> **What the task asks**: Wherever a line holds the string "provide", copy that line.

> **Available records**:
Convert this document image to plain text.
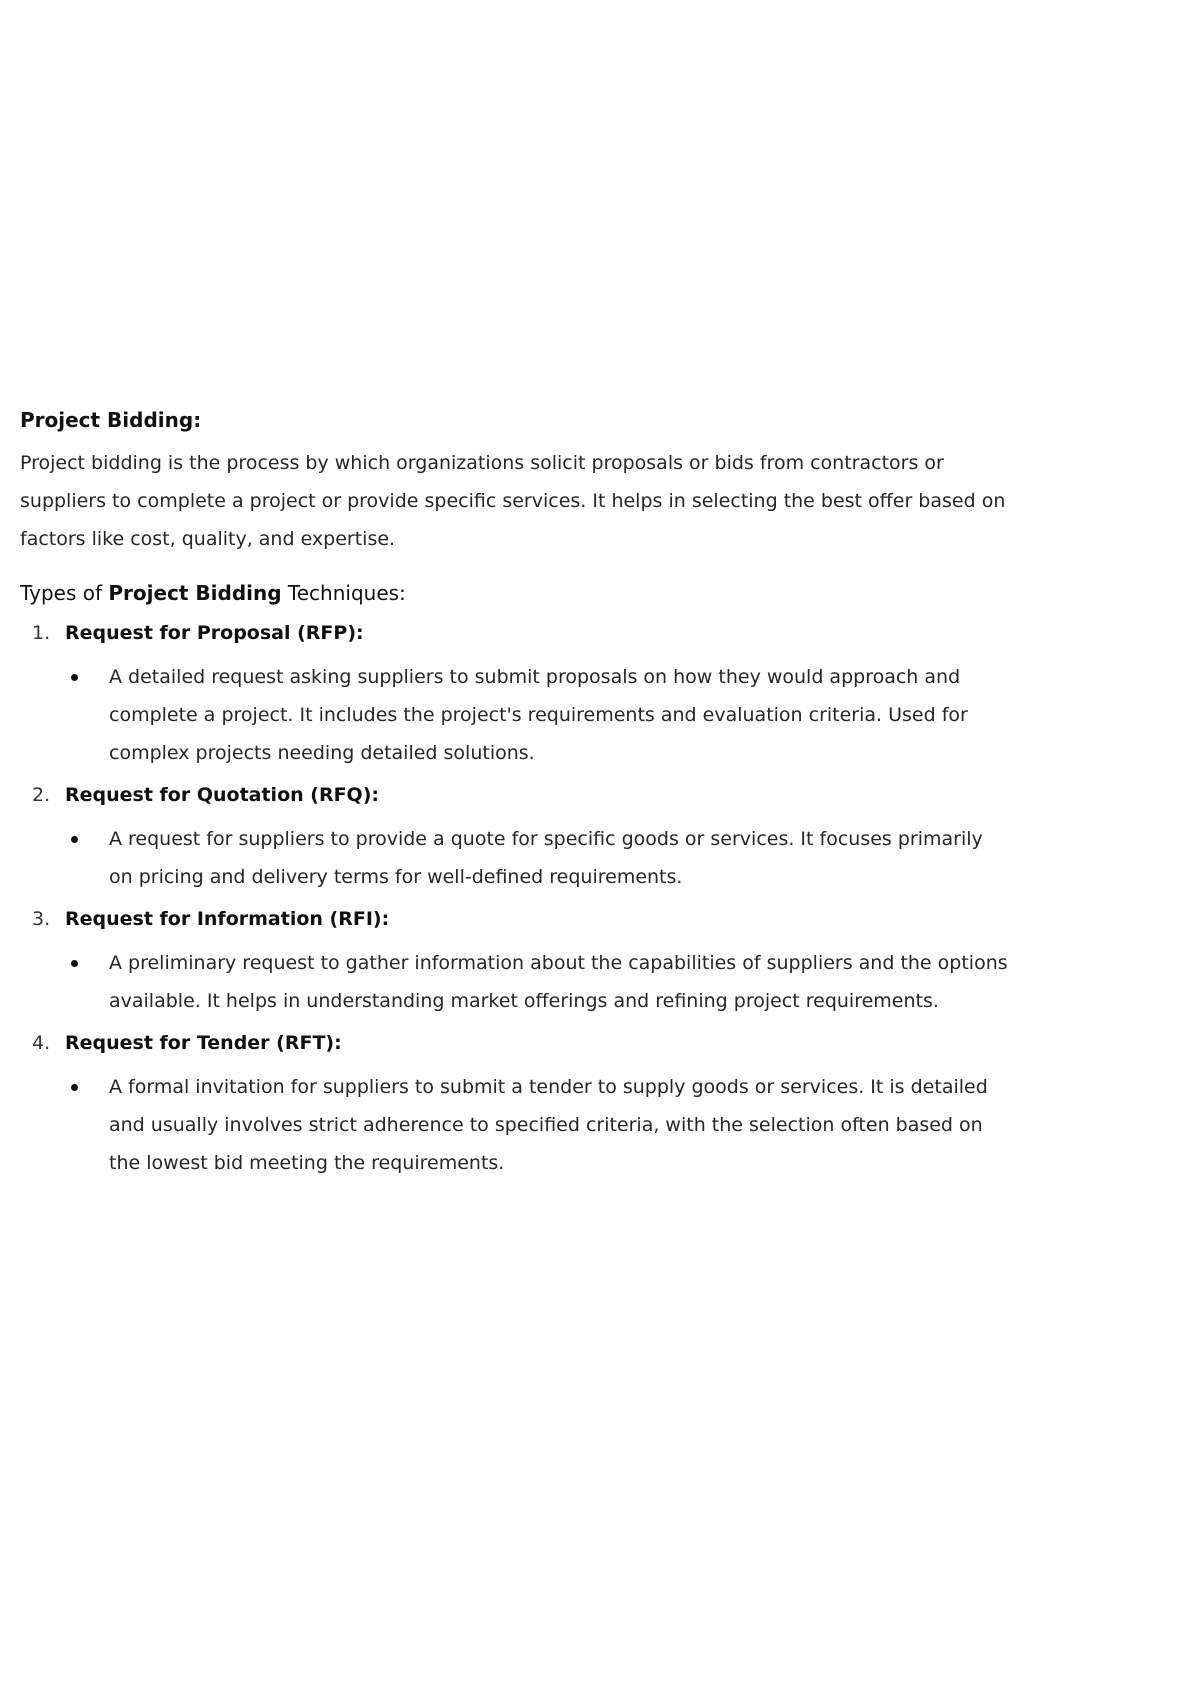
Project Bidding:

Project bidding is the process by which organizations solicit proposals or bids from contractors or suppliers to complete a project or provide specific services. It helps in selecting the best offer based on factors like cost, quality, and expertise.

Types of Project Bidding Techniques:
1. Request for Proposal (RFP):
A detailed request asking suppliers to submit proposals on how they would approach and complete a project. It includes the project's requirements and evaluation criteria. Used for complex projects needing detailed solutions.
2. Request for Quotation (RFQ):
A request for suppliers to provide a quote for specific goods or services. It focuses primarily on pricing and delivery terms for well-defined requirements.
3. Request for Information (RFI):
A preliminary request to gather information about the capabilities of suppliers and the options available. It helps in understanding market offerings and refining project requirements.
4. Request for Tender (RFT):
A formal invitation for suppliers to submit a tender to supply goods or services. It is detailed and usually involves strict adherence to specified criteria, with the selection often based on the lowest bid meeting the requirements.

> **Task solution**:
Project bidding is the process by which organizations solicit proposals or bids from contractors or suppliers to complete a project or provide specific services. It helps in selecting the best offer based on factors like cost, quality, and expertise.
A request for suppliers to provide a quote for specific goods or services. It focuses primarily on pricing and delivery terms for well-defined requirements.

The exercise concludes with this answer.